**What needs to be done**
Locate the word "name" in the material, then show every line that holds it.

**Extracted entries**
________
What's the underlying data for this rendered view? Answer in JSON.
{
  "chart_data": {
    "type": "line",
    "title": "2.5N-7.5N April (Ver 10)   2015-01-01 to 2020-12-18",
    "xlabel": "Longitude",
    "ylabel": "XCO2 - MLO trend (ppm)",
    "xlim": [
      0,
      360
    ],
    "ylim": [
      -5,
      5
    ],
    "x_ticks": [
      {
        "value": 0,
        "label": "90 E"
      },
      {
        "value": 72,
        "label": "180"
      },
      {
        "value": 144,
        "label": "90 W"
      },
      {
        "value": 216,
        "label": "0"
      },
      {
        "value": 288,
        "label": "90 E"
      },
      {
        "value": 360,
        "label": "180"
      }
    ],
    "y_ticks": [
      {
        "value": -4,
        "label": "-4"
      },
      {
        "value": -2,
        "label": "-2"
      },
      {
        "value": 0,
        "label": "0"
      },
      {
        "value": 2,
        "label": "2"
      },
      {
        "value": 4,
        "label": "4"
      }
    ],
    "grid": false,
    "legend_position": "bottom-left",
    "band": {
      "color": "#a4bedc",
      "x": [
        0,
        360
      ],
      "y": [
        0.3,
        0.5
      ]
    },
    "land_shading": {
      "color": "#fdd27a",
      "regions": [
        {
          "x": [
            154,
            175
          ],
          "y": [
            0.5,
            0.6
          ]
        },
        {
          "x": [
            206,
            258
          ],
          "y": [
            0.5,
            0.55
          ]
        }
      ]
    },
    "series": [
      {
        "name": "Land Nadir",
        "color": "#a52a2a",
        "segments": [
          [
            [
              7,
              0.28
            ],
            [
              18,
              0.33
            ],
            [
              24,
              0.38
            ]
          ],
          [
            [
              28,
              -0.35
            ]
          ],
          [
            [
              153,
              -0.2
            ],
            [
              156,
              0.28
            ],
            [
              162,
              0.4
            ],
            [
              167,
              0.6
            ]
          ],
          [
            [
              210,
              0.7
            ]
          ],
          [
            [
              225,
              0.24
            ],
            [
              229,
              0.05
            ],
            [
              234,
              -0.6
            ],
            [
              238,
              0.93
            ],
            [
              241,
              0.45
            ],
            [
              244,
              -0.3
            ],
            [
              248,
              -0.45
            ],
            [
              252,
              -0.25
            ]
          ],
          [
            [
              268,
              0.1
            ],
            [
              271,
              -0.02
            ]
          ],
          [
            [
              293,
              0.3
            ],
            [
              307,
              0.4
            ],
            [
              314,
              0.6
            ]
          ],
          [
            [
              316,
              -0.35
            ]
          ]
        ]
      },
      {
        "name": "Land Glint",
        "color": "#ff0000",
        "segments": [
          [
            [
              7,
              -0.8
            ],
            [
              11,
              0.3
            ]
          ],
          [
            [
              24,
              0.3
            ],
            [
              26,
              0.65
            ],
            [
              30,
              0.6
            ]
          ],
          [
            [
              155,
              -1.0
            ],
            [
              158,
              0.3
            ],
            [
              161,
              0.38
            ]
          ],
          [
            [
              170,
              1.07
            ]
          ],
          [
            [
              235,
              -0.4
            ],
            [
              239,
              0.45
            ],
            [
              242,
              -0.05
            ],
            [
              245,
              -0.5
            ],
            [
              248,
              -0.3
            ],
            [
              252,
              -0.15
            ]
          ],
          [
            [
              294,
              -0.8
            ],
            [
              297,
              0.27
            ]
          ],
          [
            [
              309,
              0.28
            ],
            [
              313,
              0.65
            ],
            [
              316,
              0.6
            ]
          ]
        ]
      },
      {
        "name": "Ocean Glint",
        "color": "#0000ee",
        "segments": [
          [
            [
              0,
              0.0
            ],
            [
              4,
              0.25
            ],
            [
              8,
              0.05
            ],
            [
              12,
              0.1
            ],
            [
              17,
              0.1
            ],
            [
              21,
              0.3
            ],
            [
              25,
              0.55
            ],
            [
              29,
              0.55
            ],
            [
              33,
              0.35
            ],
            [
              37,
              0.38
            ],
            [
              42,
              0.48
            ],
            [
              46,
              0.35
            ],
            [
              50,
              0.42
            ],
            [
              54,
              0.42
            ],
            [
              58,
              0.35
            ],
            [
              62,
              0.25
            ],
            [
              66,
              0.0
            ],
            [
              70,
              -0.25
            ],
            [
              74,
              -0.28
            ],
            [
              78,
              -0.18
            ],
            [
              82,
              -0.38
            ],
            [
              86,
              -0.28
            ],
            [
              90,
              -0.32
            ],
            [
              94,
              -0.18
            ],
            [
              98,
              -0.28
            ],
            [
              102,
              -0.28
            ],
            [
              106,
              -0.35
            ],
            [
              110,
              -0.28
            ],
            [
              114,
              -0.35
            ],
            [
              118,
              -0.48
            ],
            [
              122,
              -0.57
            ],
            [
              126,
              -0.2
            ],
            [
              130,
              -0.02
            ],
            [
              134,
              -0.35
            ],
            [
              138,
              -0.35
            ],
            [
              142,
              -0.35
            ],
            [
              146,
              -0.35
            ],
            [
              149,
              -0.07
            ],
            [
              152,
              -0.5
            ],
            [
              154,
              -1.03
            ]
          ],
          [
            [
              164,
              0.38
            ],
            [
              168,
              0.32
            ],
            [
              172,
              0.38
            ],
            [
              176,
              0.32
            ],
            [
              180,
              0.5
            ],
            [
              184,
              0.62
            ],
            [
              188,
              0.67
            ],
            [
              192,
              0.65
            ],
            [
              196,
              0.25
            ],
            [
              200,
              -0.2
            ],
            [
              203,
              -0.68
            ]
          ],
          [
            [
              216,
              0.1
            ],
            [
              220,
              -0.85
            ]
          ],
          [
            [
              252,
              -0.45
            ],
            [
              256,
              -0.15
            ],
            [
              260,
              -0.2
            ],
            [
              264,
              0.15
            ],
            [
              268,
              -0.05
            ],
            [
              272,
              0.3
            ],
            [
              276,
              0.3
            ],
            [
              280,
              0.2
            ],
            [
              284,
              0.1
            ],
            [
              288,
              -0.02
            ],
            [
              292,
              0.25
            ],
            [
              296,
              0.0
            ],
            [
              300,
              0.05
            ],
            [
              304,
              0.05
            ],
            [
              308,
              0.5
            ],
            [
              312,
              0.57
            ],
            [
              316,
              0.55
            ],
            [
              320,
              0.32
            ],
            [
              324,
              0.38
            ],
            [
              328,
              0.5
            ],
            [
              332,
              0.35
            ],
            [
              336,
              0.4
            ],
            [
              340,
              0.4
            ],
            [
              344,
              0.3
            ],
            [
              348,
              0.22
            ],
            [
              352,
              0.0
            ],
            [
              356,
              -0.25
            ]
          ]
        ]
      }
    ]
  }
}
________
**Response to the exercise**
        "name": "Land Nadir",
        "name": "Land Glint",
        "name": "Ocean Glint",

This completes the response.